[START]

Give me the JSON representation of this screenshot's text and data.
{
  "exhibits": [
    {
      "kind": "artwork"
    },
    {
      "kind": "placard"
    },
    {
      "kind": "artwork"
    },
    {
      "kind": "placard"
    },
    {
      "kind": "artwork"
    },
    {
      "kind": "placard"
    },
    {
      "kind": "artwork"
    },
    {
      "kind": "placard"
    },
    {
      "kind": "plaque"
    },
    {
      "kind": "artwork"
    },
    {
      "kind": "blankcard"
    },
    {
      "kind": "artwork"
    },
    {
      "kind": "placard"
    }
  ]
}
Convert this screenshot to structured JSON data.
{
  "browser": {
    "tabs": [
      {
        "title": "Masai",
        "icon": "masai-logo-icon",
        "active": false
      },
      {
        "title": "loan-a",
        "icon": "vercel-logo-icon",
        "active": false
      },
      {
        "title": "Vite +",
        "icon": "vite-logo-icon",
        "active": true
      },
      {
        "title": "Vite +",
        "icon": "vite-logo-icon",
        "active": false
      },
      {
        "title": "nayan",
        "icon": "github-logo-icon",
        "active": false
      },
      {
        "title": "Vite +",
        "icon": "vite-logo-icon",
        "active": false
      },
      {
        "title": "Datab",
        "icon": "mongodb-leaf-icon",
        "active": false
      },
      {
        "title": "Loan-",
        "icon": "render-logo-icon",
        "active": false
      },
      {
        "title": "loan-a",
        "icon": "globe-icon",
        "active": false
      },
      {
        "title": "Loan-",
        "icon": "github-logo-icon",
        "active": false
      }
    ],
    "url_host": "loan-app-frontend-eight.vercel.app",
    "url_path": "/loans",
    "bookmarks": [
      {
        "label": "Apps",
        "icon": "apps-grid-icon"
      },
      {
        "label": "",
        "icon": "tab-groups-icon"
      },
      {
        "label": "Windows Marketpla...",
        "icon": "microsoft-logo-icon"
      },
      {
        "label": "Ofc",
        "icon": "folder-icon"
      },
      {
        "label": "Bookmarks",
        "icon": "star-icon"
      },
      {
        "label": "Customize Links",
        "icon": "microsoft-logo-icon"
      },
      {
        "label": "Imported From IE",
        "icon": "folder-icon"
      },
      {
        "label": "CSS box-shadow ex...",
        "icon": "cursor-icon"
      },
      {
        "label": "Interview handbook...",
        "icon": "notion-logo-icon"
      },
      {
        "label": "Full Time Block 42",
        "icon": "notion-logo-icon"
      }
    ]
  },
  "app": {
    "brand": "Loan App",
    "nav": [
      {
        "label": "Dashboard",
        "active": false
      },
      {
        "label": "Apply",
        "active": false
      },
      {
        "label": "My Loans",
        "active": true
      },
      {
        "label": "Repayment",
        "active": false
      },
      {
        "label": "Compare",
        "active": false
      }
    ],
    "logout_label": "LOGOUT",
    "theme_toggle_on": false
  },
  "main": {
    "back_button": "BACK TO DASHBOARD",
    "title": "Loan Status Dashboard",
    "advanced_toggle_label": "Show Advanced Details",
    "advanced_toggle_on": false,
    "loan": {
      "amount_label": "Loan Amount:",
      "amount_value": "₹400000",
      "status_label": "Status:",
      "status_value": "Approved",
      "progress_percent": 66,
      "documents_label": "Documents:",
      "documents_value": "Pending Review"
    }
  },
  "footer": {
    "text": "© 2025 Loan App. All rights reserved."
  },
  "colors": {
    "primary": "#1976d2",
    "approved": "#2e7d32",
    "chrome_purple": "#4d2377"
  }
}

[END]

Copy out all the entries shown above, character for character.

> _Task answer_
Give me the JSON representation of this screenshot's text and data.
{
  "exhibits": [
    {
      "kind": "artwork"
    },
    {
      "kind": "placard"
    },
    {
      "kind": "artwork"
    },
    {
      "kind": "placard"
    },
    {
      "kind": "artwork"
    },
    {
      "kind": "placard"
    },
    {
      "kind": "artwork"
    },
    {
      "kind": "placard"
    },
    {
      "kind": "plaque"
    },
    {
      "kind": "artwork"
    },
    {
      "kind": "blankcard"
    },
    {
      "kind": "artwork"
    },
    {
      "kind": "placard"
    }
  ]
}
Convert this screenshot to structured JSON data.
{
  "browser": {
    "tabs": [
      {
        "title": "Masai",
        "icon": "masai-logo-icon",
        "active": false
      },
      {
        "title": "loan-a",
        "icon": "vercel-logo-icon",
        "active": false
      },
      {
        "title": "Vite +",
        "icon": "vite-logo-icon",
        "active": true
      },
      {
        "title": "Vite +",
        "icon": "vite-logo-icon",
        "active": false
      },
      {
        "title": "nayan",
        "icon": "github-logo-icon",
        "active": false
      },
      {
        "title": "Vite +",
        "icon": "vite-logo-icon",
        "active": false
      },
      {
        "title": "Datab",
        "icon": "mongodb-leaf-icon",
        "active": false
      },
      {
        "title": "Loan-",
        "icon": "render-logo-icon",
        "active": false
      },
      {
        "title": "loan-a",
        "icon": "globe-icon",
        "active": false
      },
      {
        "title": "Loan-",
        "icon": "github-logo-icon",
        "active": false
      }
    ],
    "url_host": "loan-app-frontend-eight.vercel.app",
    "url_path": "/loans",
    "bookmarks": [
      {
        "label": "Apps",
        "icon": "apps-grid-icon"
      },
      {
        "label": "",
        "icon": "tab-groups-icon"
      },
      {
        "label": "Windows Marketpla...",
        "icon": "microsoft-logo-icon"
      },
      {
        "label": "Ofc",
        "icon": "folder-icon"
      },
      {
        "label": "Bookmarks",
        "icon": "star-icon"
      },
      {
        "label": "Customize Links",
        "icon": "microsoft-logo-icon"
      },
      {
        "label": "Imported From IE",
        "icon": "folder-icon"
      },
      {
        "label": "CSS box-shadow ex...",
        "icon": "cursor-icon"
      },
      {
        "label": "Interview handbook...",
        "icon": "notion-logo-icon"
      },
      {
        "label": "Full Time Block 42",
        "icon": "notion-logo-icon"
      }
    ]
  },
  "app": {
    "brand": "Loan App",
    "nav": [
      {
        "label": "Dashboard",
        "active": false
      },
      {
        "label": "Apply",
        "active": false
      },
      {
        "label": "My Loans",
        "active": true
      },
      {
        "label": "Repayment",
        "active": false
      },
      {
        "label": "Compare",
        "active": false
      }
    ],
    "logout_label": "LOGOUT",
    "theme_toggle_on": false
  },
  "main": {
    "back_button": "BACK TO DASHBOARD",
    "title": "Loan Status Dashboard",
    "advanced_toggle_label": "Show Advanced Details",
    "advanced_toggle_on": false,
    "loan": {
      "amount_label": "Loan Amount:",
      "amount_value": "₹400000",
      "status_label": "Status:",
      "status_value": "Approved",
      "progress_percent": 66,
      "documents_label": "Documents:",
      "documents_value": "Pending Review"
    }
  },
  "footer": {
    "text": "© 2025 Loan App. All rights reserved."
  },
  "colors": {
    "primary": "#1976d2",
    "approved": "#2e7d32",
    "chrome_purple": "#4d2377"
  }
}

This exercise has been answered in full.